Source material:

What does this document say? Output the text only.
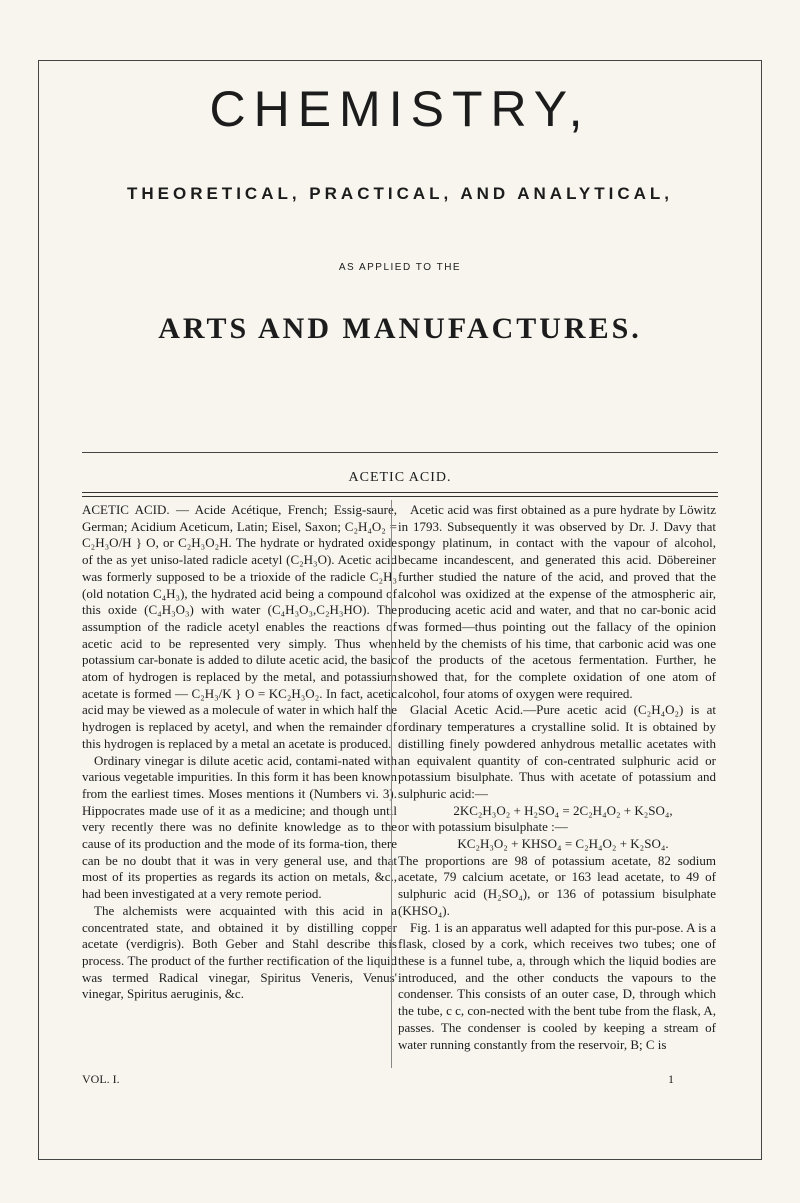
CHEMISTRY,
THEORETICAL, PRACTICAL, AND ANALYTICAL,
AS APPLIED TO THE
ARTS AND MANUFACTURES.
ACETIC ACID.

ACETIC ACID. — Acide Acétique, French; Essig-saure, German; Acidium Aceticum, Latin; Eisel, Saxon; C₂H₄O₂ = C₂H₃O/H } O, or C₂H₃O₂H. The hydrate or hydrated oxide of the as yet uniso-lated radicle acetyl (C₂H₃O). Acetic acid was formerly supposed to be a trioxide of the radicle C₂H₃ (old notation C₄H₃), the hydrated acid being a compound of this oxide (C₄H₃O₃) with water (C₄H₃O₃,C₂H₃HO). The assumption of the radicle acetyl enables the reactions of acetic acid to be represented very simply. Thus when potassium car-bonate is added to dilute acetic acid, the basic atom of hydrogen is replaced by the metal, and potassium acetate is formed — C₂H₃/K } O = KC₂H₃O₂. In fact, acetic acid may be viewed as a molecule of water in which half the hydrogen is replaced by acetyl, and when the remainder of this hydrogen is replaced by a metal an acetate is produced.

Ordinary vinegar is dilute acetic acid, contami-nated with various vegetable impurities. In this form it has been known from the earliest times. Moses mentions it (Numbers vi. 3). Hippocrates made use of it as a medicine; and though until very recently there was no definite knowledge as to the cause of its production and the mode of its forma-tion, there can be no doubt that it was in very general use, and that most of its properties as regards its action on metals, &c., had been investigated at a very remote period.

The alchemists were acquainted with this acid in a concentrated state, and obtained it by distilling copper acetate (verdigris). Both Geber and Stahl describe this process. The product of the further rectification of the liquid was termed Radical vinegar, Spiritus Veneris, Venus' vinegar, Spiritus aeruginis, &c.

Acetic acid was first obtained as a pure hydrate by Löwitz in 1793. Subsequently it was observed by Dr. J. Davy that spongy platinum, in contact with the vapour of alcohol, became incandescent, and generated this acid. Döbereiner further studied the nature of the acid, and proved that the alcohol was oxidized at the expense of the atmospheric air, producing acetic acid and water, and that no car-bonic acid was formed—thus pointing out the fallacy of the opinion held by the chemists of his time, that carbonic acid was one of the products of the acetous fermentation. Further, he showed that, for the complete oxidation of one atom of alcohol, four atoms of oxygen were required.

Glacial Acetic Acid.—Pure acetic acid (C₂H₄O₂) is at ordinary temperatures a crystalline solid. It is obtained by distilling finely powdered anhydrous metallic acetates with an equivalent quantity of con-centrated sulphuric acid or potassium bisulphate. Thus with acetate of potassium and sulphuric acid:—

2KC₂H₃O₂ + H₂SO₄ = 2C₂H₄O₂ + K₂SO₄,

or with potassium bisulphate :—

KC₂H₃O₂ + KHSO₄ = C₂H₄O₂ + K₂SO₄.

The proportions are 98 of potassium acetate, 82 sodium acetate, 79 calcium acetate, or 163 lead acetate, to 49 of sulphuric acid (H₂SO₄), or 136 of potassium bisulphate (KHSO₄).

Fig. 1 is an apparatus well adapted for this pur-pose. A is a flask, closed by a cork, which receives two tubes; one of these is a funnel tube, a, through which the liquid bodies are introduced, and the other conducts the vapours to the condenser. This consists of an outer case, D, through which the tube, c c, con-nected with the bent tube from the flask, A, passes. The condenser is cooled by keeping a stream of water running constantly from the reservoir, B; C is

VOL. I.	1
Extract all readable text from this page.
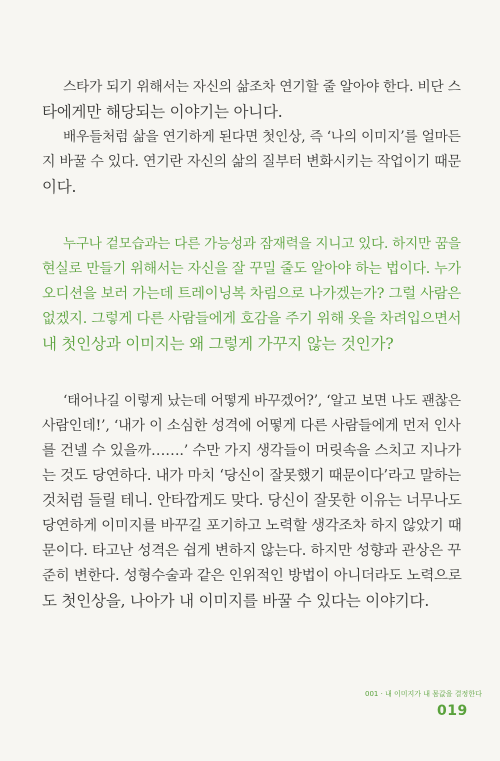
스타가 되기 위해서는 자신의 삶조차 연기할 줄 알아야 한다. 비단 스
타에게만 해당되는 이야기는 아니다.
배우들처럼 삶을 연기하게 된다면 첫인상, 즉 ‘나의 이미지’를 얼마든
지 바꿀 수 있다. 연기란 자신의 삶의 질부터 변화시키는 작업이기 때문
이다.
누구나 겉모습과는 다른 가능성과 잠재력을 지니고 있다. 하지만 꿈을
현실로 만들기 위해서는 자신을 잘 꾸밀 줄도 알아야 하는 법이다. 누가
오디션을 보러 가는데 트레이닝복 차림으로 나가겠는가? 그럴 사람은
없겠지. 그렇게 다른 사람들에게 호감을 주기 위해 옷을 차려입으면서
내 첫인상과 이미지는 왜 그렇게 가꾸지 않는 것인가?
‘태어나길 이렇게 났는데 어떻게 바꾸겠어?’, ‘알고 보면 나도 괜찮은
사람인데!’, ‘내가 이 소심한 성격에 어떻게 다른 사람들에게 먼저 인사
를 건넬 수 있을까…….’ 수만 가지 생각들이 머릿속을 스치고 지나가
는 것도 당연하다. 내가 마치 ‘당신이 잘못했기 때문이다’라고 말하는
것처럼 들릴 테니. 안타깝게도 맞다. 당신이 잘못한 이유는 너무나도
당연하게 이미지를 바꾸길 포기하고 노력할 생각조차 하지 않았기 때
문이다. 타고난 성격은 쉽게 변하지 않는다. 하지만 성향과 관상은 꾸
준히 변한다. 성형수술과 같은 인위적인 방법이 아니더라도 노력으로
도 첫인상을, 나아가 내 이미지를 바꿀 수 있다는 이야기다.
001 · 내 이미지가 내 몸값을 결정한다
019
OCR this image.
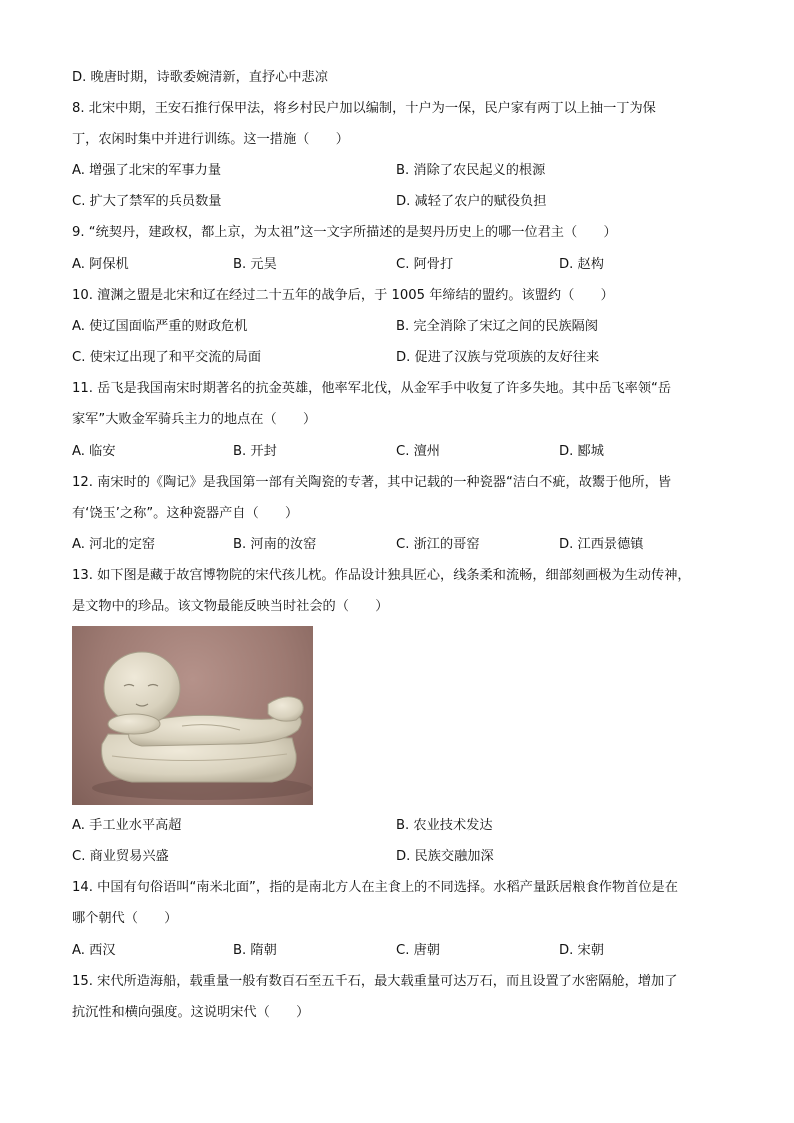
D. 晚唐时期，诗歌委婉清新，直抒心中悲凉
8. 北宋中期，王安石推行保甲法，将乡村民户加以编制，十户为一保，民户家有两丁以上抽一丁为保
丁，农闲时集中并进行训练。这一措施（　　）
A. 增强了北宋的军事力量	B. 消除了农民起义的根源
C. 扩大了禁军的兵员数量	D. 减轻了农户的赋役负担
9. “统契丹，建政权，都上京，为太祖”这一文字所描述的是契丹历史上的哪一位君主（　　）
A. 阿保机	B. 元昊	C. 阿骨打	D. 赵构
10. 澶渊之盟是北宋和辽在经过二十五年的战争后，于 1005 年缔结的盟约。该盟约（　　）
A. 使辽国面临严重的财政危机	B. 完全消除了宋辽之间的民族隔阂
C. 使宋辽出现了和平交流的局面	D. 促进了汉族与党项族的友好往来
11. 岳飞是我国南宋时期著名的抗金英雄，他率军北伐，从金军手中收复了许多失地。其中岳飞率领“岳
家军”大败金军骑兵主力的地点在（　　）
A. 临安	B. 开封	C. 澶州	D. 郾城
12. 南宋时的《陶记》是我国第一部有关陶瓷的专著，其中记载的一种瓷器“洁白不疵，故鬻于他所，皆
有‘饶玉’之称”。这种瓷器产自（　　）
A. 河北的定窑	B. 河南的汝窑	C. 浙江的哥窑	D. 江西景德镇
13. 如下图是藏于故宫博物院的宋代孩儿枕。作品设计独具匠心，线条柔和流畅，细部刻画极为生动传神，
是文物中的珍品。该文物最能反映当时社会的（　　）
A. 手工业水平高超	B. 农业技术发达
C. 商业贸易兴盛	D. 民族交融加深
14. 中国有句俗语叫“南米北面”，指的是南北方人在主食上的不同选择。水稻产量跃居粮食作物首位是在
哪个朝代（　　）
A. 西汉	B. 隋朝	C. 唐朝	D. 宋朝
15. 宋代所造海船，载重量一般有数百石至五千石，最大载重量可达万石，而且设置了水密隔舱，增加了
抗沉性和横向强度。这说明宋代（　　）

Your objective:
Return the listing above unchanged, apart from dropping its pictures.

Solution:
What does this document say? Output the text only.
CHEMISTRY,
THEORETICAL, PRACTICAL, AND ANALYTICAL,
AS APPLIED TO THE
ARTS AND MANUFACTURES.
ACETIC ACID.

ACETIC ACID. — Acide Acétique, French; Essig-saure, German; Acidium Aceticum, Latin; Eisel, Saxon; C₂H₄O₂ = C₂H₃O/H } O, or C₂H₃O₂H. The hydrate or hydrated oxide of the as yet uniso-lated radicle acetyl (C₂H₃O). Acetic acid was formerly supposed to be a trioxide of the radicle C₂H₃ (old notation C₄H₃), the hydrated acid being a compound of this oxide (C₄H₃O₃) with water (C₄H₃O₃,C₂H₃HO). The assumption of the radicle acetyl enables the reactions of acetic acid to be represented very simply. Thus when potassium car-bonate is added to dilute acetic acid, the basic atom of hydrogen is replaced by the metal, and potassium acetate is formed — C₂H₃/K } O = KC₂H₃O₂. In fact, acetic acid may be viewed as a molecule of water in which half the hydrogen is replaced by acetyl, and when the remainder of this hydrogen is replaced by a metal an acetate is produced.

Ordinary vinegar is dilute acetic acid, contami-nated with various vegetable impurities. In this form it has been known from the earliest times. Moses mentions it (Numbers vi. 3). Hippocrates made use of it as a medicine; and though until very recently there was no definite knowledge as to the cause of its production and the mode of its forma-tion, there can be no doubt that it was in very general use, and that most of its properties as regards its action on metals, &c., had been investigated at a very remote period.

The alchemists were acquainted with this acid in a concentrated state, and obtained it by distilling copper acetate (verdigris). Both Geber and Stahl describe this process. The product of the further rectification of the liquid was termed Radical vinegar, Spiritus Veneris, Venus' vinegar, Spiritus aeruginis, &c.

Acetic acid was first obtained as a pure hydrate by Löwitz in 1793. Subsequently it was observed by Dr. J. Davy that spongy platinum, in contact with the vapour of alcohol, became incandescent, and generated this acid. Döbereiner further studied the nature of the acid, and proved that the alcohol was oxidized at the expense of the atmospheric air, producing acetic acid and water, and that no car-bonic acid was formed—thus pointing out the fallacy of the opinion held by the chemists of his time, that carbonic acid was one of the products of the acetous fermentation. Further, he showed that, for the complete oxidation of one atom of alcohol, four atoms of oxygen were required.

Glacial Acetic Acid.—Pure acetic acid (C₂H₄O₂) is at ordinary temperatures a crystalline solid. It is obtained by distilling finely powdered anhydrous metallic acetates with an equivalent quantity of con-centrated sulphuric acid or potassium bisulphate. Thus with acetate of potassium and sulphuric acid:—

2KC₂H₃O₂ + H₂SO₄ = 2C₂H₄O₂ + K₂SO₄,

or with potassium bisulphate :—

KC₂H₃O₂ + KHSO₄ = C₂H₄O₂ + K₂SO₄.

The proportions are 98 of potassium acetate, 82 sodium acetate, 79 calcium acetate, or 163 lead acetate, to 49 of sulphuric acid (H₂SO₄), or 136 of potassium bisulphate (KHSO₄).

Fig. 1 is an apparatus well adapted for this pur-pose. A is a flask, closed by a cork, which receives two tubes; one of these is a funnel tube, a, through which the liquid bodies are introduced, and the other conducts the vapours to the condenser. This consists of an outer case, D, through which the tube, c c, con-nected with the bent tube from the flask, A, passes. The condenser is cooled by keeping a stream of water running constantly from the reservoir, B; C is

VOL. I.	1
Extract all readable text from this page.
스타가 되기 위해서는 자신의 삶조차 연기할 줄 알아야 한다. 비단 스
타에게만 해당되는 이야기는 아니다.
배우들처럼 삶을 연기하게 된다면 첫인상, 즉 ‘나의 이미지’를 얼마든
지 바꿀 수 있다. 연기란 자신의 삶의 질부터 변화시키는 작업이기 때문
이다.
누구나 겉모습과는 다른 가능성과 잠재력을 지니고 있다. 하지만 꿈을
현실로 만들기 위해서는 자신을 잘 꾸밀 줄도 알아야 하는 법이다. 누가
오디션을 보러 가는데 트레이닝복 차림으로 나가겠는가? 그럴 사람은
없겠지. 그렇게 다른 사람들에게 호감을 주기 위해 옷을 차려입으면서
내 첫인상과 이미지는 왜 그렇게 가꾸지 않는 것인가?
‘태어나길 이렇게 났는데 어떻게 바꾸겠어?’, ‘알고 보면 나도 괜찮은
사람인데!’, ‘내가 이 소심한 성격에 어떻게 다른 사람들에게 먼저 인사
를 건넬 수 있을까…….’ 수만 가지 생각들이 머릿속을 스치고 지나가
는 것도 당연하다. 내가 마치 ‘당신이 잘못했기 때문이다’라고 말하는
것처럼 들릴 테니. 안타깝게도 맞다. 당신이 잘못한 이유는 너무나도
당연하게 이미지를 바꾸길 포기하고 노력할 생각조차 하지 않았기 때
문이다. 타고난 성격은 쉽게 변하지 않는다. 하지만 성향과 관상은 꾸
준히 변한다. 성형수술과 같은 인위적인 방법이 아니더라도 노력으로
도 첫인상을, 나아가 내 이미지를 바꿀 수 있다는 이야기다.
001 · 내 이미지가 내 몸값을 결정한다
019
OCR this image.
D. 晚唐时期，诗歌委婉清新，直抒心中悲凉
8. 北宋中期，王安石推行保甲法，将乡村民户加以编制，十户为一保，民户家有两丁以上抽一丁为保
丁，农闲时集中并进行训练。这一措施（　　）
A. 增强了北宋的军事力量	B. 消除了农民起义的根源
C. 扩大了禁军的兵员数量	D. 减轻了农户的赋役负担
9. “统契丹，建政权，都上京，为太祖”这一文字所描述的是契丹历史上的哪一位君主（　　）
A. 阿保机	B. 元昊	C. 阿骨打	D. 赵构
10. 澶渊之盟是北宋和辽在经过二十五年的战争后，于 1005 年缔结的盟约。该盟约（　　）
A. 使辽国面临严重的财政危机	B. 完全消除了宋辽之间的民族隔阂
C. 使宋辽出现了和平交流的局面	D. 促进了汉族与党项族的友好往来
11. 岳飞是我国南宋时期著名的抗金英雄，他率军北伐，从金军手中收复了许多失地。其中岳飞率领“岳
家军”大败金军骑兵主力的地点在（　　）
A. 临安	B. 开封	C. 澶州	D. 郾城
12. 南宋时的《陶记》是我国第一部有关陶瓷的专著，其中记载的一种瓷器“洁白不疵，故鬻于他所，皆
有‘饶玉’之称”。这种瓷器产自（　　）
A. 河北的定窑	B. 河南的汝窑	C. 浙江的哥窑	D. 江西景德镇
13. 如下图是藏于故宫博物院的宋代孩儿枕。作品设计独具匠心，线条柔和流畅，细部刻画极为生动传神，
是文物中的珍品。该文物最能反映当时社会的（　　）
A. 手工业水平高超	B. 农业技术发达
C. 商业贸易兴盛	D. 民族交融加深
14. 中国有句俗语叫“南米北面”，指的是南北方人在主食上的不同选择。水稻产量跃居粮食作物首位是在
哪个朝代（　　）
A. 西汉	B. 隋朝	C. 唐朝	D. 宋朝
15. 宋代所造海船，载重量一般有数百石至五千石，最大载重量可达万石，而且设置了水密隔舱，增加了
抗沉性和横向强度。这说明宋代（　　）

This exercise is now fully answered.